SOURCE RECORDS:
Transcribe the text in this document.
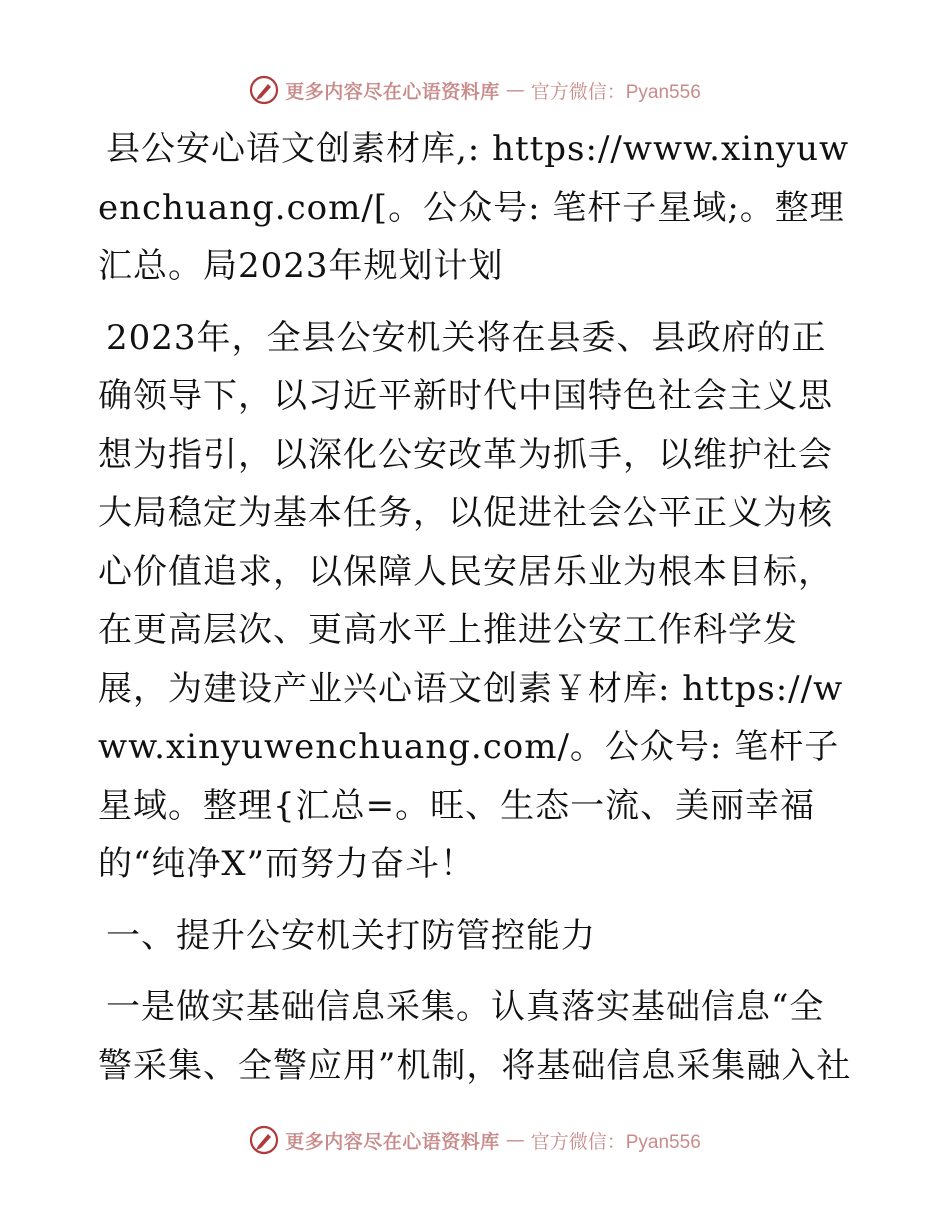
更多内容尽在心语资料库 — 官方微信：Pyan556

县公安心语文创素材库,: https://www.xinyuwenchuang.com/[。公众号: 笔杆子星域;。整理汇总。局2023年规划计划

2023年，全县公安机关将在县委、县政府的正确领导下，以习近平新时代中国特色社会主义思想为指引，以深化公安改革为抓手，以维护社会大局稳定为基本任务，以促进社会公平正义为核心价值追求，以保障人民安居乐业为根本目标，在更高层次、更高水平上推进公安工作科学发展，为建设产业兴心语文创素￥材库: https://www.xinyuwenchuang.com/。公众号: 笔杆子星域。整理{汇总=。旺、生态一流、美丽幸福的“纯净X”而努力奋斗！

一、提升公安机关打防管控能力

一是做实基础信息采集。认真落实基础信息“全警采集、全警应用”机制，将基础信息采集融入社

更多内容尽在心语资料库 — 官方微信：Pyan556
==
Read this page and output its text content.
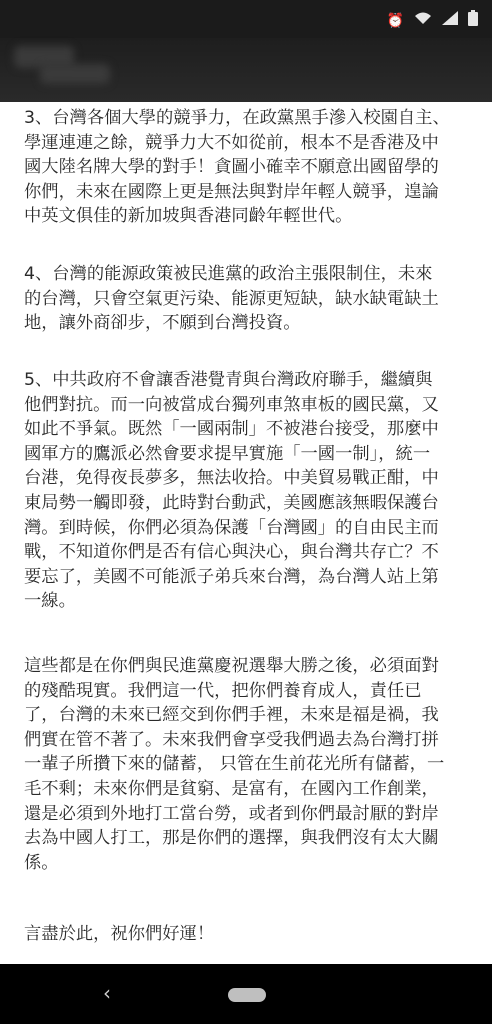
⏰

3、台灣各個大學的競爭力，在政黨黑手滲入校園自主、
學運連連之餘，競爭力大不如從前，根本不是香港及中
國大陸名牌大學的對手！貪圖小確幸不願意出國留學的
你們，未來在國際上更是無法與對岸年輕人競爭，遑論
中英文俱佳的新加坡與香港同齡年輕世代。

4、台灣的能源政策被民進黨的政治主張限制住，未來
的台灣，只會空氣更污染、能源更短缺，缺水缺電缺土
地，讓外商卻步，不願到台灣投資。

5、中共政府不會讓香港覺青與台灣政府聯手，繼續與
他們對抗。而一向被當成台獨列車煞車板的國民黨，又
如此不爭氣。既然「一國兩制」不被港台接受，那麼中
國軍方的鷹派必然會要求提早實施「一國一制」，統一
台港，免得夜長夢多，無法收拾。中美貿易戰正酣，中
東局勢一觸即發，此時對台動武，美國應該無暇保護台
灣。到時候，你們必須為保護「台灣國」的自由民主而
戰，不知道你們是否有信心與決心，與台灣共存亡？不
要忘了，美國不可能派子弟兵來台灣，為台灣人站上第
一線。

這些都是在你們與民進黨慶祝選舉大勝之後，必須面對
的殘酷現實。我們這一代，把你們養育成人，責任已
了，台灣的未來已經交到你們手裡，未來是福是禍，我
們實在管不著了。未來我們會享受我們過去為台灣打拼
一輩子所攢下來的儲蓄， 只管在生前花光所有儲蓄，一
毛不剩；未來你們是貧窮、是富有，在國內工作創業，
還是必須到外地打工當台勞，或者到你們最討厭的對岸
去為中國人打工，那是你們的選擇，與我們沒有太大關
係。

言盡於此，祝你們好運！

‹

GIVEN INSTRUCTION: In the lines above, locate the string "text". Copy every line where it occurs.

SOLUTION FOR THIS PROBLEM:
Transcribe the text in this document.
Read this page and output its text content.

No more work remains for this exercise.